== ITEMS

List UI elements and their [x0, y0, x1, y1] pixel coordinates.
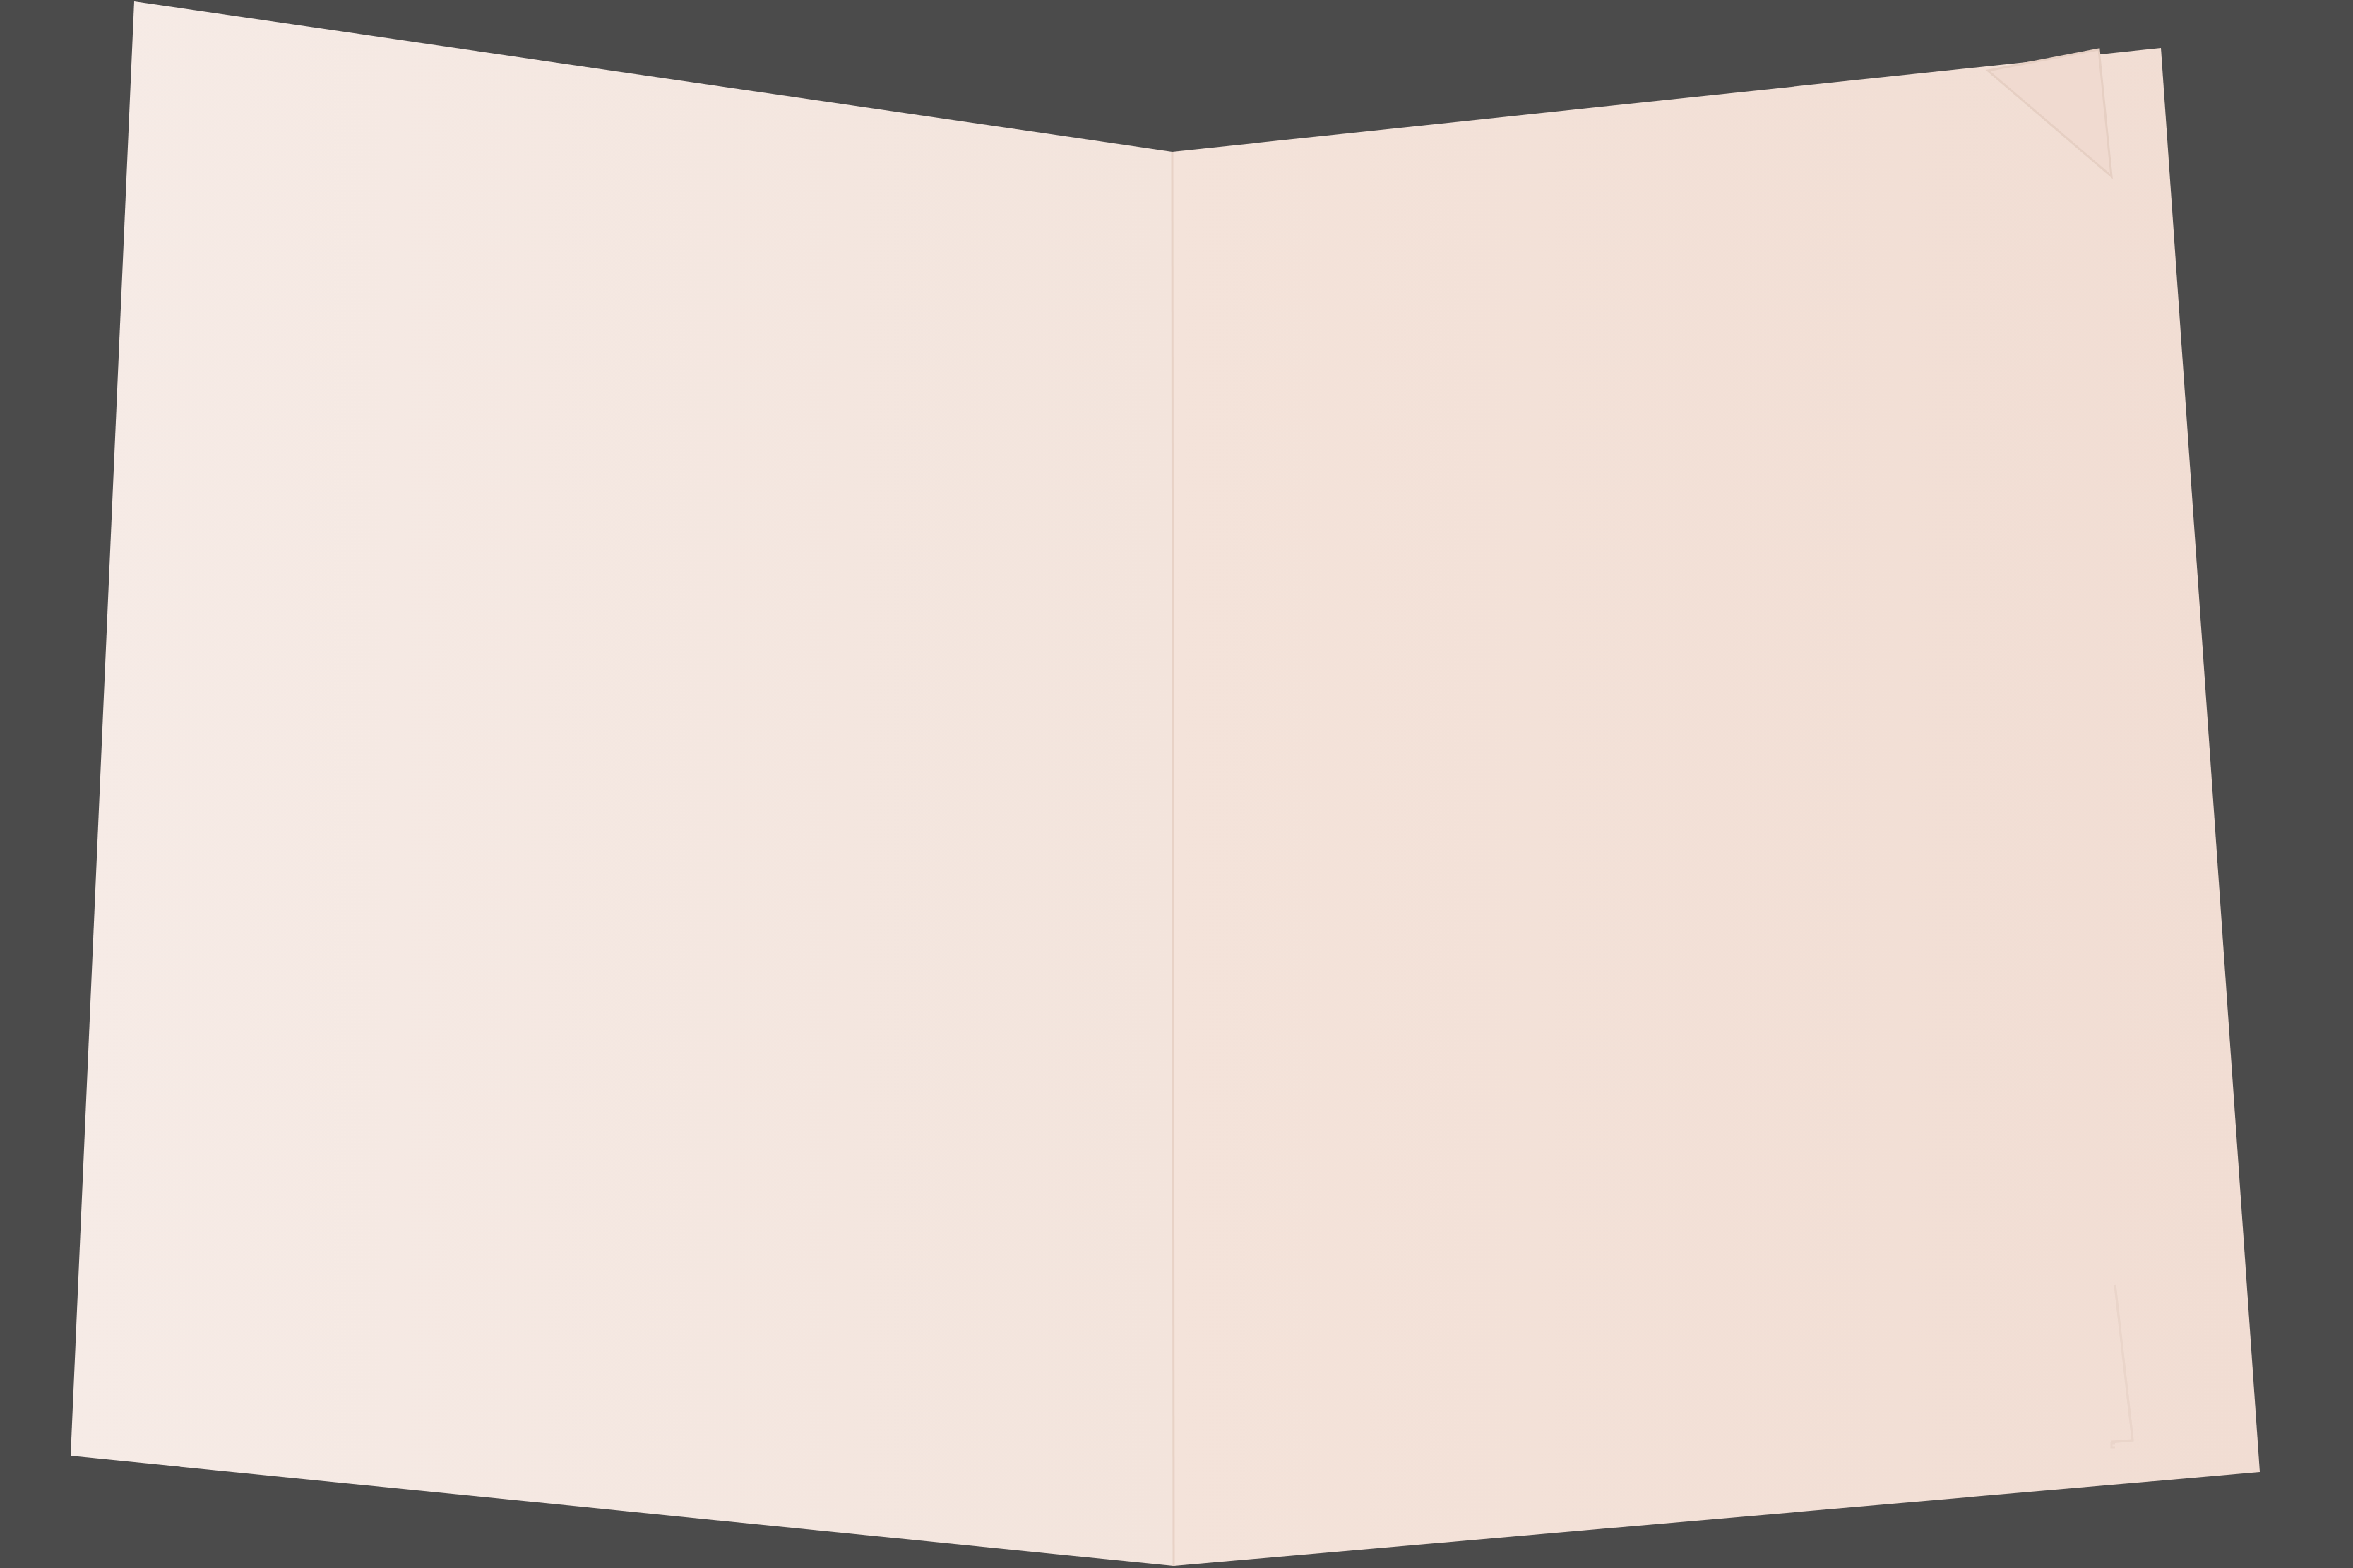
photo-scene	[0, 0, 2353, 1568]
folder-fold	[1172, 152, 1174, 1566]
folder-right-panel	[1172, 48, 2260, 1566]
folder-left-panel	[71, 1, 1174, 1566]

====

* **PROBLEM REQUIREMENTS**
Repeat every line of the records, requests included, adding 38 to each pixel coordinate in the answers. Omit the pictures.

* **CORRECT OUTPUT**
List UI elements and their [x0, y0, x1, y1] pixel coordinates.
photo-scene	[38, 38, 2391, 1606]
folder-fold	[1210, 190, 1212, 1604]
folder-right-panel	[1210, 86, 2298, 1604]
folder-left-panel	[109, 39, 1212, 1604]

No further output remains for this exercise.